── RECORDS PROVIDED
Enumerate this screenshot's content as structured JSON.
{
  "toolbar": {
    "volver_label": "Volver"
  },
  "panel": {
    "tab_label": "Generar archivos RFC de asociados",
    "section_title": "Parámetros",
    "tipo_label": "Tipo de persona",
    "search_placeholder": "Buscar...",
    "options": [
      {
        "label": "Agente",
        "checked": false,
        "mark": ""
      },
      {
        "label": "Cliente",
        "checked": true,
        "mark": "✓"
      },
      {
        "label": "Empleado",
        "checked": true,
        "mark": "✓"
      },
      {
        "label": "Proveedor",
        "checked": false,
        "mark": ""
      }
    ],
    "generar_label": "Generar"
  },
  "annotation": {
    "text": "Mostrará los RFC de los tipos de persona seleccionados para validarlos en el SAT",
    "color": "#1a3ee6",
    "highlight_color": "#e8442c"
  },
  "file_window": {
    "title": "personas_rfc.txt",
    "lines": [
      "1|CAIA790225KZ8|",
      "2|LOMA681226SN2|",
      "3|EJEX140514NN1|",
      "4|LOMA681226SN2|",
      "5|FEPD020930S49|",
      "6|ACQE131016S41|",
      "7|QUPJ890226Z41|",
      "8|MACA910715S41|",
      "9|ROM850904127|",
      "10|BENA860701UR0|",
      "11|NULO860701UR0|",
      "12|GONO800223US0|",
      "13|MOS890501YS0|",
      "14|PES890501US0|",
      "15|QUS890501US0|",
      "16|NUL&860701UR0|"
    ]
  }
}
────
● **JOB**: Would you reproduce the material above in full, exactly as given?

● **RESULT OF THIS EXERCISE**:
Enumerate this screenshot's content as structured JSON.
{
  "toolbar": {
    "volver_label": "Volver"
  },
  "panel": {
    "tab_label": "Generar archivos RFC de asociados",
    "section_title": "Parámetros",
    "tipo_label": "Tipo de persona",
    "search_placeholder": "Buscar...",
    "options": [
      {
        "label": "Agente",
        "checked": false,
        "mark": ""
      },
      {
        "label": "Cliente",
        "checked": true,
        "mark": "✓"
      },
      {
        "label": "Empleado",
        "checked": true,
        "mark": "✓"
      },
      {
        "label": "Proveedor",
        "checked": false,
        "mark": ""
      }
    ],
    "generar_label": "Generar"
  },
  "annotation": {
    "text": "Mostrará los RFC de los tipos de persona seleccionados para validarlos en el SAT",
    "color": "#1a3ee6",
    "highlight_color": "#e8442c"
  },
  "file_window": {
    "title": "personas_rfc.txt",
    "lines": [
      "1|CAIA790225KZ8|",
      "2|LOMA681226SN2|",
      "3|EJEX140514NN1|",
      "4|LOMA681226SN2|",
      "5|FEPD020930S49|",
      "6|ACQE131016S41|",
      "7|QUPJ890226Z41|",
      "8|MACA910715S41|",
      "9|ROM850904127|",
      "10|BENA860701UR0|",
      "11|NULO860701UR0|",
      "12|GONO800223US0|",
      "13|MOS890501YS0|",
      "14|PES890501US0|",
      "15|QUS890501US0|",
      "16|NUL&860701UR0|"
    ]
  }
}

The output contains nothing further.